* BEGIN SUPPLIED INFORMATION *
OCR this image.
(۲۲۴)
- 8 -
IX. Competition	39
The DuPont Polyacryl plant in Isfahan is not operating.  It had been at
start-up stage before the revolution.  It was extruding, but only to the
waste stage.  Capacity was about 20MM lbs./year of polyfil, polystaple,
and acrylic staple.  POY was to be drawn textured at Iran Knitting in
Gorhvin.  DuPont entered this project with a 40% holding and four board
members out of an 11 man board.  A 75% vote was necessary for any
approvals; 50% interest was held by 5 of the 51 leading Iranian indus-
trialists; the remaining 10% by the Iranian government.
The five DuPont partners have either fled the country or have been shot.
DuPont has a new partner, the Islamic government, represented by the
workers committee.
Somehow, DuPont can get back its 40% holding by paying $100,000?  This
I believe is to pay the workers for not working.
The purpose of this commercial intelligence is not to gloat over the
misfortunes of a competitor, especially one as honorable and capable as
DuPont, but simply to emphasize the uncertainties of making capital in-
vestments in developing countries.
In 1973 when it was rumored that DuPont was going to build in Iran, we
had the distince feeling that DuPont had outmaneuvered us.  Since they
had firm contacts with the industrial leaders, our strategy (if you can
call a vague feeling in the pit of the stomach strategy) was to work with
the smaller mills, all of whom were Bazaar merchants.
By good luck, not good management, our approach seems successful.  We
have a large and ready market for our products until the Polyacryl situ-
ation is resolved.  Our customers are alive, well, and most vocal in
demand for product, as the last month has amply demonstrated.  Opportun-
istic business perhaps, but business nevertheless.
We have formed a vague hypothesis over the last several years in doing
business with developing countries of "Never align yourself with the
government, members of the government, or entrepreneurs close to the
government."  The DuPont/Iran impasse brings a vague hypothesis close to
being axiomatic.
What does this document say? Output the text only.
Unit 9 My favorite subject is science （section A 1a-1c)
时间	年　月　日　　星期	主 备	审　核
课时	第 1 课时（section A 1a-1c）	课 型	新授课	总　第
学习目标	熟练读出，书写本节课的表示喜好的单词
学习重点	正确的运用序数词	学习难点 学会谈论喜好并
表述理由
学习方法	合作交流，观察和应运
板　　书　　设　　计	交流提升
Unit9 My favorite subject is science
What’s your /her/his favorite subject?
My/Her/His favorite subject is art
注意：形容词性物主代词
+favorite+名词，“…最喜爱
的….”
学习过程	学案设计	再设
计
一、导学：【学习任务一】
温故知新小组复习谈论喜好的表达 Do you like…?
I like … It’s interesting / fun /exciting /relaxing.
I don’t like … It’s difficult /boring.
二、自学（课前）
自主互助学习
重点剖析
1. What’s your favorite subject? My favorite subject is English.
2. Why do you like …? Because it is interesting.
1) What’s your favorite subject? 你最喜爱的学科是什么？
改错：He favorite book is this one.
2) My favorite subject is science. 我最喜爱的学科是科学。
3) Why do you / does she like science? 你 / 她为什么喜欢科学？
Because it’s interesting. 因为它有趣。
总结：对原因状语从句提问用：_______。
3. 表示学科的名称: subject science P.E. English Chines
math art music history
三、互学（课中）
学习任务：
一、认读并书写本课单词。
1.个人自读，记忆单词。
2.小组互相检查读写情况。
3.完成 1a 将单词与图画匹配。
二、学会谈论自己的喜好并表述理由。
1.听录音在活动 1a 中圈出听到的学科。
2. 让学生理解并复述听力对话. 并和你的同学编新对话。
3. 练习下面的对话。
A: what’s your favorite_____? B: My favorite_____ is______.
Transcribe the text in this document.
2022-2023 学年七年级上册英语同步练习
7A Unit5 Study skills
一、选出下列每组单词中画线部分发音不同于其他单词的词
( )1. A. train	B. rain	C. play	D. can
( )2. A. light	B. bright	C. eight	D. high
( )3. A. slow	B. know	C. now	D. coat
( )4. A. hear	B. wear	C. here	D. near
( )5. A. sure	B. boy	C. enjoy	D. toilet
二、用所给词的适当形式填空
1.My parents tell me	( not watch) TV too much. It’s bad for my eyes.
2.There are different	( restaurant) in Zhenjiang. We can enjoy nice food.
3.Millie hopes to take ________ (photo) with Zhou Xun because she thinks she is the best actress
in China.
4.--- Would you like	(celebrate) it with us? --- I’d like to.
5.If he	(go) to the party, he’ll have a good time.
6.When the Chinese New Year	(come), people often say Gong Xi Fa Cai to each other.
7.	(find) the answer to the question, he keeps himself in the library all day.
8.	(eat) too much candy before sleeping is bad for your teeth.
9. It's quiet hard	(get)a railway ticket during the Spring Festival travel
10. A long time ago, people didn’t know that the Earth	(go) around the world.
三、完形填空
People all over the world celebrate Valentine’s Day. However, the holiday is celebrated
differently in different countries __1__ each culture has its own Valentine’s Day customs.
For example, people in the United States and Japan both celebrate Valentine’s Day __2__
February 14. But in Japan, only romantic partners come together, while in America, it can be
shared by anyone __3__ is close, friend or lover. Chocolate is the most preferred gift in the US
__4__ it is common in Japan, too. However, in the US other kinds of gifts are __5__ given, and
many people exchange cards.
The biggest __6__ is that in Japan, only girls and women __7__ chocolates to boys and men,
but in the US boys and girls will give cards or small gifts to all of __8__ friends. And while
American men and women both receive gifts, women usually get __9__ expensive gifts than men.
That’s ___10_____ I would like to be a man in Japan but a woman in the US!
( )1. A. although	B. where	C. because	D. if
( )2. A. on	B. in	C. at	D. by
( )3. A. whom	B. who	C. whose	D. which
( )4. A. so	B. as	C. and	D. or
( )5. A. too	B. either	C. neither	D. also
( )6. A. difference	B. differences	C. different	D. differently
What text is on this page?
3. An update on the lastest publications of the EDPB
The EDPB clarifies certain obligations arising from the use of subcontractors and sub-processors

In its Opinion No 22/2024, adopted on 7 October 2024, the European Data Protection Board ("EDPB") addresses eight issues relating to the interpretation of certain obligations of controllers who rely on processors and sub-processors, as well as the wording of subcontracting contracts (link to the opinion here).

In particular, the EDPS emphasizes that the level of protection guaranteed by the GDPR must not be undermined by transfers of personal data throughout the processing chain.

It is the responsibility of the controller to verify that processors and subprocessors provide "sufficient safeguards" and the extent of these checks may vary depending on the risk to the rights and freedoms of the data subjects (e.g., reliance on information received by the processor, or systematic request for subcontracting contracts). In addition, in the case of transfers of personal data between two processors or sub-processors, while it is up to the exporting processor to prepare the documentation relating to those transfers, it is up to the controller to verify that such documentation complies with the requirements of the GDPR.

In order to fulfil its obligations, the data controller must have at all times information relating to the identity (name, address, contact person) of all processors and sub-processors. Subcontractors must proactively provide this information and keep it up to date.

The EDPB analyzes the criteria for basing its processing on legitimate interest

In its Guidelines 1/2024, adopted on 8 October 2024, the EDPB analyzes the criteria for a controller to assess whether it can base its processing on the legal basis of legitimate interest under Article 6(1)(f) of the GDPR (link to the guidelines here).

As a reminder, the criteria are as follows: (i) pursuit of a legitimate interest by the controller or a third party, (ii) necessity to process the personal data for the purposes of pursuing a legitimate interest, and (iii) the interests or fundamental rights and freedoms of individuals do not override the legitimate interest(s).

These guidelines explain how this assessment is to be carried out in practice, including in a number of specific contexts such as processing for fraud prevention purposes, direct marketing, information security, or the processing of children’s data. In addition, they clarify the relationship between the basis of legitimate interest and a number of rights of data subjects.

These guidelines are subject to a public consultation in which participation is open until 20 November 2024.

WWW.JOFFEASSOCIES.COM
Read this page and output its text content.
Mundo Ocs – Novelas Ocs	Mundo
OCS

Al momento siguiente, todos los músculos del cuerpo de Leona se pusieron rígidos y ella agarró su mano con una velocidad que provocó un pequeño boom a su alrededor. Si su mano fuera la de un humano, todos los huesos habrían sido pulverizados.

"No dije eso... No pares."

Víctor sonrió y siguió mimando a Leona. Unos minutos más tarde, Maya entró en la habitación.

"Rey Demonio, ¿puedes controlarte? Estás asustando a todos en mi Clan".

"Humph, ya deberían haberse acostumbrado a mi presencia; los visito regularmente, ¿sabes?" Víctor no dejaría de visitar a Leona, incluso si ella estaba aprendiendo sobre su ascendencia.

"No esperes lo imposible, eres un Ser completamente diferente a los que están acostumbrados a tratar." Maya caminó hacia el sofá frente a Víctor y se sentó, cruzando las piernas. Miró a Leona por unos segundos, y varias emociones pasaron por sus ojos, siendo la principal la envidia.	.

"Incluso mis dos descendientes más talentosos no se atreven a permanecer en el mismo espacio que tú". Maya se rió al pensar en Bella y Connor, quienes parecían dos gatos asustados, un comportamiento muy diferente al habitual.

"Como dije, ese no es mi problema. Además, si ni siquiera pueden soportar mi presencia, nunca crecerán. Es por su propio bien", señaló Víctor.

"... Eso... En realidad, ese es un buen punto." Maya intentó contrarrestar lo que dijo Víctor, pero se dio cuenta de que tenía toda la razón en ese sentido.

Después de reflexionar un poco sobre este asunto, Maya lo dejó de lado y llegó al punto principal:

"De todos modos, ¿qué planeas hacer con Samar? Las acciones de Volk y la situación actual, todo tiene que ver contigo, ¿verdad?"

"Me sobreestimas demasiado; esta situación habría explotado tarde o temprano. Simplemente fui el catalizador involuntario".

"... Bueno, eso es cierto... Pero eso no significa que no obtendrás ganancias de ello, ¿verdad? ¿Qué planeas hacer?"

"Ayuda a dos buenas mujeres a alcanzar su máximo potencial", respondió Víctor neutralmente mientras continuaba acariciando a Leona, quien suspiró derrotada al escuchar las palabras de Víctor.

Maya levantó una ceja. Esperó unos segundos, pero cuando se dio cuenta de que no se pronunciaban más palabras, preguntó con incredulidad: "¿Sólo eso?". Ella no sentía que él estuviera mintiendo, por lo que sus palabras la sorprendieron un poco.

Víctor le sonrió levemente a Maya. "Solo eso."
* END SUPPLIED INFORMATION *
EXERCISE: Of the lines in the data, how many contain the word "relating"? Provide the number and nothing further.

SOLUTION: 3